# [Exercise aim]
Find the lines below that contain the word "здравоохранения" and count them. Only the number should be given.

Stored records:
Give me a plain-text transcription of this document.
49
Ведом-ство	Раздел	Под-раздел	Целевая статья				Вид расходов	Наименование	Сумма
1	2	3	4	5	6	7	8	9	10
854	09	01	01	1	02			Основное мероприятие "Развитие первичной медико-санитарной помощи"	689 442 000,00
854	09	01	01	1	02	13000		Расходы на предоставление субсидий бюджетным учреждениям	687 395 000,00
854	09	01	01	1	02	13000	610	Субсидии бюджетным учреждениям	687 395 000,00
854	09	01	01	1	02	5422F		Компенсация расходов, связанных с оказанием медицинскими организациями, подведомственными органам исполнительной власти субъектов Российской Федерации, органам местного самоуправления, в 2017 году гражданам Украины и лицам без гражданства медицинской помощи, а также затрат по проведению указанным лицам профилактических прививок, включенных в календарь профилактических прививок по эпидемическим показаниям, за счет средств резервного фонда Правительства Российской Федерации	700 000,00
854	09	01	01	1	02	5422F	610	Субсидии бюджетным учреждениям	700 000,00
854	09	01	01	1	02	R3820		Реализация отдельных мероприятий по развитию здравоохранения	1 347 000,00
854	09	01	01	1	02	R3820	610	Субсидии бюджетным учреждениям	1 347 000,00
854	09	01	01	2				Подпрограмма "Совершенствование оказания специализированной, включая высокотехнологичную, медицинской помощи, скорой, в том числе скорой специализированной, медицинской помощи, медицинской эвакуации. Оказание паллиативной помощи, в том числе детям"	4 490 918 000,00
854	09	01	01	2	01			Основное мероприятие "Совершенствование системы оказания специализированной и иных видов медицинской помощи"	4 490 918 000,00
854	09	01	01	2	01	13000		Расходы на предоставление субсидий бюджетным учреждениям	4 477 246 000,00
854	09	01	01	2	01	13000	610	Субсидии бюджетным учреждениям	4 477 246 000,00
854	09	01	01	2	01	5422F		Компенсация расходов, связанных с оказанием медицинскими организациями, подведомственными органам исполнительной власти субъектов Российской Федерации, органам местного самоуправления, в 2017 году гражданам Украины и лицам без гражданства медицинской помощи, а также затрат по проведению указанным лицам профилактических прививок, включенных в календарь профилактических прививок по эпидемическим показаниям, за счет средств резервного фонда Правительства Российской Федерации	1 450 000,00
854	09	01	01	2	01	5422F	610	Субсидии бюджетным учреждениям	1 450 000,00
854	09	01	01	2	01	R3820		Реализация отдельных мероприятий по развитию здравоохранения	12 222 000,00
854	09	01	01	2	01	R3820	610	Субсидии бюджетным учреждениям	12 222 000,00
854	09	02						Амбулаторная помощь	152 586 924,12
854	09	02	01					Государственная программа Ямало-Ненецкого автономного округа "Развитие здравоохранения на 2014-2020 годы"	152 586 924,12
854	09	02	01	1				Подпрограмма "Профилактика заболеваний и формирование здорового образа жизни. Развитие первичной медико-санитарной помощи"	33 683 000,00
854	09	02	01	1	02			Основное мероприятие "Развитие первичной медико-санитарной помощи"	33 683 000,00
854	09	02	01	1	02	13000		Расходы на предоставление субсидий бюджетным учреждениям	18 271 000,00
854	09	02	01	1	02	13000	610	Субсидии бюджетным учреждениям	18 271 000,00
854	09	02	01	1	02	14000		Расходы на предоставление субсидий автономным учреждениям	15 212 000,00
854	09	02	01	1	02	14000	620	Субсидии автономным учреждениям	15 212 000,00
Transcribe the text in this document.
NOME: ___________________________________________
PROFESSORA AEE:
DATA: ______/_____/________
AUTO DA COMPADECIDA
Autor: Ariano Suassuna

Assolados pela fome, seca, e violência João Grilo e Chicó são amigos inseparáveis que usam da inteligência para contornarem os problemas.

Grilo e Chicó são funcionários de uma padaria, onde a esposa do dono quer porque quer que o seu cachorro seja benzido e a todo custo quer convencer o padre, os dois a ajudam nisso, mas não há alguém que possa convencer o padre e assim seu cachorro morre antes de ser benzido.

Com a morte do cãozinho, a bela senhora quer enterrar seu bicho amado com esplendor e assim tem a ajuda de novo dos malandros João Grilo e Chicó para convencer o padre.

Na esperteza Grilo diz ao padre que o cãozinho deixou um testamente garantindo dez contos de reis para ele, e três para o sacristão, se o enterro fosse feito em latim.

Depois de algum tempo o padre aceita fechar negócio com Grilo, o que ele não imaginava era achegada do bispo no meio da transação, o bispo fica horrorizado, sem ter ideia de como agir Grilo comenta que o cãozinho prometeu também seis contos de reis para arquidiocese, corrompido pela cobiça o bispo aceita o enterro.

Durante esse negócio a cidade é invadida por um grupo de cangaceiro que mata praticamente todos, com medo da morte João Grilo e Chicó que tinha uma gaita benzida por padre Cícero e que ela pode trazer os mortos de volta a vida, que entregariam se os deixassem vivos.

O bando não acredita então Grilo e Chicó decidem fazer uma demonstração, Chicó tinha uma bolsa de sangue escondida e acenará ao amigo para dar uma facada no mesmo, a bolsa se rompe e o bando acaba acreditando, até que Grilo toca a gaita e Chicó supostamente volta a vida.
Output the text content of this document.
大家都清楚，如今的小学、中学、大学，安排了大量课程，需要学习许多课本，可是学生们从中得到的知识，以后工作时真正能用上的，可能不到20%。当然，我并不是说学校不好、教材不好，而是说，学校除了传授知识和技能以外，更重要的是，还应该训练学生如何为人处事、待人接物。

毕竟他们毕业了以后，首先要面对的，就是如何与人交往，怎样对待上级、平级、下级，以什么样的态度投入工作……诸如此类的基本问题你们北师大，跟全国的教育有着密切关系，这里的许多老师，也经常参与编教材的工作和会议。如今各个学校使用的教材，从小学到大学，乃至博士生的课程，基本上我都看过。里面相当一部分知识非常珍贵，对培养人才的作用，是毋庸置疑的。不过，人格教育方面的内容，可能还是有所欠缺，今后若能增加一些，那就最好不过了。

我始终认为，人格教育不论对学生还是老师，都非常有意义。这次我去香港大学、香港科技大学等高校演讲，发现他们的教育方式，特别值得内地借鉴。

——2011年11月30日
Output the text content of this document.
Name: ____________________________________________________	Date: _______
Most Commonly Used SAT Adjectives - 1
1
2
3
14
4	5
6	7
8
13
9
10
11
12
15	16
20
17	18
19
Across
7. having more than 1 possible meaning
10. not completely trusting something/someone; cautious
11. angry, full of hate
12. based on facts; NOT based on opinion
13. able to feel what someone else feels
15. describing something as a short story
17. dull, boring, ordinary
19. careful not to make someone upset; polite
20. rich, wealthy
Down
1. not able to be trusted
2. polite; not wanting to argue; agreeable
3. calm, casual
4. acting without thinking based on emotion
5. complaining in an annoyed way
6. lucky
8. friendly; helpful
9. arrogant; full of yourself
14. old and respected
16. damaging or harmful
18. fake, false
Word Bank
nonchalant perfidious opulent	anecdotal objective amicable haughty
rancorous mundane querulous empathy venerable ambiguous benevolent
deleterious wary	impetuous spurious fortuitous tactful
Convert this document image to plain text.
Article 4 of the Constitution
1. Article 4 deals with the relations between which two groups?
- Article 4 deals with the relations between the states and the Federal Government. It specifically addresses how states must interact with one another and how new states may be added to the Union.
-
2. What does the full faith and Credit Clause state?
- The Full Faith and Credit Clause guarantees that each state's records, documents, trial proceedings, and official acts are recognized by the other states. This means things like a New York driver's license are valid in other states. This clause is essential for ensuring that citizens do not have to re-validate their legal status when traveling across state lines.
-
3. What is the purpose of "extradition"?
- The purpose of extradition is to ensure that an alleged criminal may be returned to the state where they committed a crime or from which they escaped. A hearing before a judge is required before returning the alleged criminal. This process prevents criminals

# [Solved problem]
3